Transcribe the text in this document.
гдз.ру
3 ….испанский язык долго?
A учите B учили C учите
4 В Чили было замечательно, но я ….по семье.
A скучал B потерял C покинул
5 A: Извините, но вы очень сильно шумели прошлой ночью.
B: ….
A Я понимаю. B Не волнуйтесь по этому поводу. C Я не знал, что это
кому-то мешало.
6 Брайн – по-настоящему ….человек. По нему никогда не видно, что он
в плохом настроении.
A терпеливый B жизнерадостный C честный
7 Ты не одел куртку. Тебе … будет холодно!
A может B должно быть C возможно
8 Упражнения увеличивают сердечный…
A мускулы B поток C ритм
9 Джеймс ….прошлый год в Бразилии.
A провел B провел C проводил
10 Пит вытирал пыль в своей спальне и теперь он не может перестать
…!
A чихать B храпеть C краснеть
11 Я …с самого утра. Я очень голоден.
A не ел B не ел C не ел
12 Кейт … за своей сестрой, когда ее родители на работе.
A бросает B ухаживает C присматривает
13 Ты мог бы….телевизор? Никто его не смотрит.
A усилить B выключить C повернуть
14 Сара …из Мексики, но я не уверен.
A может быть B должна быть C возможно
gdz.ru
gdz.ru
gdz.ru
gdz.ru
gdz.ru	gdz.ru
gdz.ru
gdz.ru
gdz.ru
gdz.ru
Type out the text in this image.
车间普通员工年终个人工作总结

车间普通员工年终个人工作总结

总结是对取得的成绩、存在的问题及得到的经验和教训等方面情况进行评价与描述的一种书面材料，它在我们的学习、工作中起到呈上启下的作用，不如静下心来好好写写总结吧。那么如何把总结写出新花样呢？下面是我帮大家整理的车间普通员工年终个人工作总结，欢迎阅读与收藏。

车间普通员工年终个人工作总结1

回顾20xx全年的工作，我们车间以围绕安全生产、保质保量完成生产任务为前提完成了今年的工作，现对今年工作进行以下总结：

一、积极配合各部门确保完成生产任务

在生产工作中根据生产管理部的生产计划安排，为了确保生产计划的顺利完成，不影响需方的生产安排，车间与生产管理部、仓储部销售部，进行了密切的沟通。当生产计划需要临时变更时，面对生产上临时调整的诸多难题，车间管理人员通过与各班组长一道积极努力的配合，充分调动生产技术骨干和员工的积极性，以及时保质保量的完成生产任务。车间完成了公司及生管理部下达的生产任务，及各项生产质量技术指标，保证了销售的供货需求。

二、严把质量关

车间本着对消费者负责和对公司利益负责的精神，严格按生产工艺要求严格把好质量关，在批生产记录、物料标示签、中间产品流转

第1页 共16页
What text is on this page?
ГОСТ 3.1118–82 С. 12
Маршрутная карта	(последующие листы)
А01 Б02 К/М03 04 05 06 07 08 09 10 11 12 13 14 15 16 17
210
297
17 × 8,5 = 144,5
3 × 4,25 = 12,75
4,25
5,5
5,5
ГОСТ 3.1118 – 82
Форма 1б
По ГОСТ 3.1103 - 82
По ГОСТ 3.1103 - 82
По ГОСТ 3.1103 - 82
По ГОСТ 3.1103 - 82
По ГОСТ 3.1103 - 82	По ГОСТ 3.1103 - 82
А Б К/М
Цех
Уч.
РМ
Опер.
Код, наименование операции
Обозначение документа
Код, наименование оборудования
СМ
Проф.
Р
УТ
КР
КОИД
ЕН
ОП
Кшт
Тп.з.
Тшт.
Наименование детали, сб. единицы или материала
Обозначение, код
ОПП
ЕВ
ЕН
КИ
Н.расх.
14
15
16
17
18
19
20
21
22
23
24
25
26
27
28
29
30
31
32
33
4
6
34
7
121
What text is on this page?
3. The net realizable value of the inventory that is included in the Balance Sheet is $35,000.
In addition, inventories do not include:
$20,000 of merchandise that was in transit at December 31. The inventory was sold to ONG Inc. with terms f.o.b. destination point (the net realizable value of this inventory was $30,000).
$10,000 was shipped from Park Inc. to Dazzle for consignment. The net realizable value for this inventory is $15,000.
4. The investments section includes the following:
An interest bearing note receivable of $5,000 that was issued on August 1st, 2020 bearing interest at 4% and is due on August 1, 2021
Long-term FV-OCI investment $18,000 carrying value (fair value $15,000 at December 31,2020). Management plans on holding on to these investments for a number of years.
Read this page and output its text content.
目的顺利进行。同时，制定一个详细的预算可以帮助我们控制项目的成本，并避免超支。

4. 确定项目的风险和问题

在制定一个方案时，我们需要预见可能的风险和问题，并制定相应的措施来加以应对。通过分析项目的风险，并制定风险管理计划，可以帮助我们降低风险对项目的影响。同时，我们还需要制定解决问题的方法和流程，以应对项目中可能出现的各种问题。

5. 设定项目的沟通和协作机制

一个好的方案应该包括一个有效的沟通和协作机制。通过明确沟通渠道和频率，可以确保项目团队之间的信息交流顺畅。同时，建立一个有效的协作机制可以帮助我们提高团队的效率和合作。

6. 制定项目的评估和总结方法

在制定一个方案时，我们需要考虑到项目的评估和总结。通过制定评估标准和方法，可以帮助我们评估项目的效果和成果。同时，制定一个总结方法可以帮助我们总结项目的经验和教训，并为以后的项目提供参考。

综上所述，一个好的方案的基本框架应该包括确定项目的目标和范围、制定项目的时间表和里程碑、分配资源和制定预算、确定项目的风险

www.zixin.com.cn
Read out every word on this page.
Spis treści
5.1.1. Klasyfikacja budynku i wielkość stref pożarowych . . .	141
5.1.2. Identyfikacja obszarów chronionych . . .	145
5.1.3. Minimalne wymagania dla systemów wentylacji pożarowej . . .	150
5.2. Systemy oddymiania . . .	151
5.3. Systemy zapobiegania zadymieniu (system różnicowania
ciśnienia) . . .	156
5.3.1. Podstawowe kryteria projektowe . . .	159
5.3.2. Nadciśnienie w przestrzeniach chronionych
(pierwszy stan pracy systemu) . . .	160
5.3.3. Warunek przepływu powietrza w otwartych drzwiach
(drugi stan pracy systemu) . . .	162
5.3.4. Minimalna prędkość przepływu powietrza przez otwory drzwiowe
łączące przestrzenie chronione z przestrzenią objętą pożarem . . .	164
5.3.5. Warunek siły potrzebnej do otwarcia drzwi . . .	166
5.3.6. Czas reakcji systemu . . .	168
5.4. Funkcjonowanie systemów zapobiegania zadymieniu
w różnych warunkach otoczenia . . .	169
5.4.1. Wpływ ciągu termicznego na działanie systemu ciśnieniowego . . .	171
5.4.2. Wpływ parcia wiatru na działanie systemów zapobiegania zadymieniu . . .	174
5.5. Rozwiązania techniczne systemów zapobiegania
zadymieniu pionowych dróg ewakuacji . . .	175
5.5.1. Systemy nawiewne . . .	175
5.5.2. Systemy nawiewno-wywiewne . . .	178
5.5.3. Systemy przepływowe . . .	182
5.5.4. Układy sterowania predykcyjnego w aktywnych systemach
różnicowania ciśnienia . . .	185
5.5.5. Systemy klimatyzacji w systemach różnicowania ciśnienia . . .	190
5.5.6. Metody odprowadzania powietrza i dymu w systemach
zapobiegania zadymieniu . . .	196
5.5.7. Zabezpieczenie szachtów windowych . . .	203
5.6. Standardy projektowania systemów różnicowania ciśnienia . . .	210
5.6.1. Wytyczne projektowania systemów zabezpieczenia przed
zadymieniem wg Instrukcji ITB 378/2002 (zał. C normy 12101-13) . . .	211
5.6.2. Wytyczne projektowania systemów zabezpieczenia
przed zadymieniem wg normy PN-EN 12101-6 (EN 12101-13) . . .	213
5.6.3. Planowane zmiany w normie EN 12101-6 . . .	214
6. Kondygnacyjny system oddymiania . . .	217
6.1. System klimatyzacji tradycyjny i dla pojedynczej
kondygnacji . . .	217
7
++++++++++
= YOUR TASK =
Set down all of the data above, word for word.

= FINAL RESULT =
Transcribe the text in this document.
гдз.ру
3 ….испанский язык долго?
A учите B учили C учите
4 В Чили было замечательно, но я ….по семье.
A скучал B потерял C покинул
5 A: Извините, но вы очень сильно шумели прошлой ночью.
B: ….
A Я понимаю. B Не волнуйтесь по этому поводу. C Я не знал, что это
кому-то мешало.
6 Брайн – по-настоящему ….человек. По нему никогда не видно, что он
в плохом настроении.
A терпеливый B жизнерадостный C честный
7 Ты не одел куртку. Тебе … будет холодно!
A может B должно быть C возможно
8 Упражнения увеличивают сердечный…
A мускулы B поток C ритм
9 Джеймс ….прошлый год в Бразилии.
A провел B провел C проводил
10 Пит вытирал пыль в своей спальне и теперь он не может перестать
…!
A чихать B храпеть C краснеть
11 Я …с самого утра. Я очень голоден.
A не ел B не ел C не ел
12 Кейт … за своей сестрой, когда ее родители на работе.
A бросает B ухаживает C присматривает
13 Ты мог бы….телевизор? Никто его не смотрит.
A усилить B выключить C повернуть
14 Сара …из Мексики, но я не уверен.
A может быть B должна быть C возможно
gdz.ru
gdz.ru
gdz.ru
gdz.ru
gdz.ru	gdz.ru
gdz.ru
gdz.ru
gdz.ru
gdz.ru
Type out the text in this image.
车间普通员工年终个人工作总结

车间普通员工年终个人工作总结

总结是对取得的成绩、存在的问题及得到的经验和教训等方面情况进行评价与描述的一种书面材料，它在我们的学习、工作中起到呈上启下的作用，不如静下心来好好写写总结吧。那么如何把总结写出新花样呢？下面是我帮大家整理的车间普通员工年终个人工作总结，欢迎阅读与收藏。

车间普通员工年终个人工作总结1

回顾20xx全年的工作，我们车间以围绕安全生产、保质保量完成生产任务为前提完成了今年的工作，现对今年工作进行以下总结：

一、积极配合各部门确保完成生产任务

在生产工作中根据生产管理部的生产计划安排，为了确保生产计划的顺利完成，不影响需方的生产安排，车间与生产管理部、仓储部销售部，进行了密切的沟通。当生产计划需要临时变更时，面对生产上临时调整的诸多难题，车间管理人员通过与各班组长一道积极努力的配合，充分调动生产技术骨干和员工的积极性，以及时保质保量的完成生产任务。车间完成了公司及生管理部下达的生产任务，及各项生产质量技术指标，保证了销售的供货需求。

二、严把质量关

车间本着对消费者负责和对公司利益负责的精神，严格按生产工艺要求严格把好质量关，在批生产记录、物料标示签、中间产品流转

第1页 共16页
What text is on this page?
ГОСТ 3.1118–82 С. 12
Маршрутная карта	(последующие листы)
А01 Б02 К/М03 04 05 06 07 08 09 10 11 12 13 14 15 16 17
210
297
17 × 8,5 = 144,5
3 × 4,25 = 12,75
4,25
5,5
5,5
ГОСТ 3.1118 – 82
Форма 1б
По ГОСТ 3.1103 - 82
По ГОСТ 3.1103 - 82
По ГОСТ 3.1103 - 82
По ГОСТ 3.1103 - 82
По ГОСТ 3.1103 - 82	По ГОСТ 3.1103 - 82
А Б К/М
Цех
Уч.
РМ
Опер.
Код, наименование операции
Обозначение документа
Код, наименование оборудования
СМ
Проф.
Р
УТ
КР
КОИД
ЕН
ОП
Кшт
Тп.з.
Тшт.
Наименование детали, сб. единицы или материала
Обозначение, код
ОПП
ЕВ
ЕН
КИ
Н.расх.
14
15
16
17
18
19
20
21
22
23
24
25
26
27
28
29
30
31
32
33
4
6
34
7
121
What text is on this page?
3. The net realizable value of the inventory that is included in the Balance Sheet is $35,000.
In addition, inventories do not include:
$20,000 of merchandise that was in transit at December 31. The inventory was sold to ONG Inc. with terms f.o.b. destination point (the net realizable value of this inventory was $30,000).
$10,000 was shipped from Park Inc. to Dazzle for consignment. The net realizable value for this inventory is $15,000.
4. The investments section includes the following:
An interest bearing note receivable of $5,000 that was issued on August 1st, 2020 bearing interest at 4% and is due on August 1, 2021
Long-term FV-OCI investment $18,000 carrying value (fair value $15,000 at December 31,2020). Management plans on holding on to these investments for a number of years.
Read this page and output its text content.
目的顺利进行。同时，制定一个详细的预算可以帮助我们控制项目的成本，并避免超支。

4. 确定项目的风险和问题

在制定一个方案时，我们需要预见可能的风险和问题，并制定相应的措施来加以应对。通过分析项目的风险，并制定风险管理计划，可以帮助我们降低风险对项目的影响。同时，我们还需要制定解决问题的方法和流程，以应对项目中可能出现的各种问题。

5. 设定项目的沟通和协作机制

一个好的方案应该包括一个有效的沟通和协作机制。通过明确沟通渠道和频率，可以确保项目团队之间的信息交流顺畅。同时，建立一个有效的协作机制可以帮助我们提高团队的效率和合作。

6. 制定项目的评估和总结方法

在制定一个方案时，我们需要考虑到项目的评估和总结。通过制定评估标准和方法，可以帮助我们评估项目的效果和成果。同时，制定一个总结方法可以帮助我们总结项目的经验和教训，并为以后的项目提供参考。

综上所述，一个好的方案的基本框架应该包括确定项目的目标和范围、制定项目的时间表和里程碑、分配资源和制定预算、确定项目的风险

www.zixin.com.cn
Read out every word on this page.
Spis treści
5.1.1. Klasyfikacja budynku i wielkość stref pożarowych . . .	141
5.1.2. Identyfikacja obszarów chronionych . . .	145
5.1.3. Minimalne wymagania dla systemów wentylacji pożarowej . . .	150
5.2. Systemy oddymiania . . .	151
5.3. Systemy zapobiegania zadymieniu (system różnicowania
ciśnienia) . . .	156
5.3.1. Podstawowe kryteria projektowe . . .	159
5.3.2. Nadciśnienie w przestrzeniach chronionych
(pierwszy stan pracy systemu) . . .	160
5.3.3. Warunek przepływu powietrza w otwartych drzwiach
(drugi stan pracy systemu) . . .	162
5.3.4. Minimalna prędkość przepływu powietrza przez otwory drzwiowe
łączące przestrzenie chronione z przestrzenią objętą pożarem . . .	164
5.3.5. Warunek siły potrzebnej do otwarcia drzwi . . .	166
5.3.6. Czas reakcji systemu . . .	168
5.4. Funkcjonowanie systemów zapobiegania zadymieniu
w różnych warunkach otoczenia . . .	169
5.4.1. Wpływ ciągu termicznego na działanie systemu ciśnieniowego . . .	171
5.4.2. Wpływ parcia wiatru na działanie systemów zapobiegania zadymieniu . . .	174
5.5. Rozwiązania techniczne systemów zapobiegania
zadymieniu pionowych dróg ewakuacji . . .	175
5.5.1. Systemy nawiewne . . .	175
5.5.2. Systemy nawiewno-wywiewne . . .	178
5.5.3. Systemy przepływowe . . .	182
5.5.4. Układy sterowania predykcyjnego w aktywnych systemach
różnicowania ciśnienia . . .	185
5.5.5. Systemy klimatyzacji w systemach różnicowania ciśnienia . . .	190
5.5.6. Metody odprowadzania powietrza i dymu w systemach
zapobiegania zadymieniu . . .	196
5.5.7. Zabezpieczenie szachtów windowych . . .	203
5.6. Standardy projektowania systemów różnicowania ciśnienia . . .	210
5.6.1. Wytyczne projektowania systemów zabezpieczenia przed
zadymieniem wg Instrukcji ITB 378/2002 (zał. C normy 12101-13) . . .	211
5.6.2. Wytyczne projektowania systemów zabezpieczenia
przed zadymieniem wg normy PN-EN 12101-6 (EN 12101-13) . . .	213
5.6.3. Planowane zmiany w normie EN 12101-6 . . .	214
6. Kondygnacyjny system oddymiania . . .	217
6.1. System klimatyzacji tradycyjny i dla pojedynczej
kondygnacji . . .	217
7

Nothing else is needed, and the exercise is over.